** REQUIRED WORK **
Copy out each line of the data that holds the string "correleted".

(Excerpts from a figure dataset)
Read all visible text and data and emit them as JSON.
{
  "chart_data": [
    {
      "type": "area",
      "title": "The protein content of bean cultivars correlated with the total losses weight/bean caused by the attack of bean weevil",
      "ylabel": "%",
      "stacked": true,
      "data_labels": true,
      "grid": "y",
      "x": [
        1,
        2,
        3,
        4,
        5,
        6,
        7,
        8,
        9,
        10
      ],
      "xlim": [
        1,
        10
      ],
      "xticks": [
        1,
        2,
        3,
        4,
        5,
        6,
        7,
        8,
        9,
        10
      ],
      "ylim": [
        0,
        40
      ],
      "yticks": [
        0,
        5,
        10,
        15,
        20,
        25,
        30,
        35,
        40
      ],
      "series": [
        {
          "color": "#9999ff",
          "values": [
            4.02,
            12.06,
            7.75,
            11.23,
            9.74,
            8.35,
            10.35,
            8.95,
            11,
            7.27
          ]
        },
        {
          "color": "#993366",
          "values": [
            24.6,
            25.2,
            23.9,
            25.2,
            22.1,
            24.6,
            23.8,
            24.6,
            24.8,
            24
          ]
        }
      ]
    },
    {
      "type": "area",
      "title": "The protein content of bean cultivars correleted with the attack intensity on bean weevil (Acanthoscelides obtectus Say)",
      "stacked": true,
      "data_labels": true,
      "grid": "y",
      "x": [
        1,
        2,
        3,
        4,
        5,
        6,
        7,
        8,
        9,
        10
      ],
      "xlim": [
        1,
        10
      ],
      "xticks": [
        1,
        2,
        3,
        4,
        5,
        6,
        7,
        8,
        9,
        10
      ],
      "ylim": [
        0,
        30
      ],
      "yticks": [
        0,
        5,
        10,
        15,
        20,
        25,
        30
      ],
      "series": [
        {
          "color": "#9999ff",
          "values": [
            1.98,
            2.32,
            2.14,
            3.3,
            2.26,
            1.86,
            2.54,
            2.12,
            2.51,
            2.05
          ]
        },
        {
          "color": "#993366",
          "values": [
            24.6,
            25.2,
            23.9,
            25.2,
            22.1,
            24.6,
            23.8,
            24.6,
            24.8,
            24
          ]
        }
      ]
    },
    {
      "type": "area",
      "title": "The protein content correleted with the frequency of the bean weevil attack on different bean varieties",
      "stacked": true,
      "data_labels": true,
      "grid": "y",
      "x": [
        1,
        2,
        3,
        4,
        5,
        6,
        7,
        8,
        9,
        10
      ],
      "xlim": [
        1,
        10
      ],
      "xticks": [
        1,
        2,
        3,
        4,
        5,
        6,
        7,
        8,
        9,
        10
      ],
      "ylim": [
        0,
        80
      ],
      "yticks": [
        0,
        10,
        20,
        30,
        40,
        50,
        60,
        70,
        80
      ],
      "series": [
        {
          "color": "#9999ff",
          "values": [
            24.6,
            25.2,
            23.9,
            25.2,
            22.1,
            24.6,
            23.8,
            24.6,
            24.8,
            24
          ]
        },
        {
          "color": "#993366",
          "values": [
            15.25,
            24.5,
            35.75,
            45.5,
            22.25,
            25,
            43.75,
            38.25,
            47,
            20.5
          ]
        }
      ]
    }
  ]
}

** ANSWER TO THIS PROBLEM **
      "title": "The protein content of bean cultivars correleted with the attack intensity on bean weevil (Acanthoscelides obtectus Say)",
      "title": "The protein content correleted with the frequency of the bean weevil attack on different bean varieties",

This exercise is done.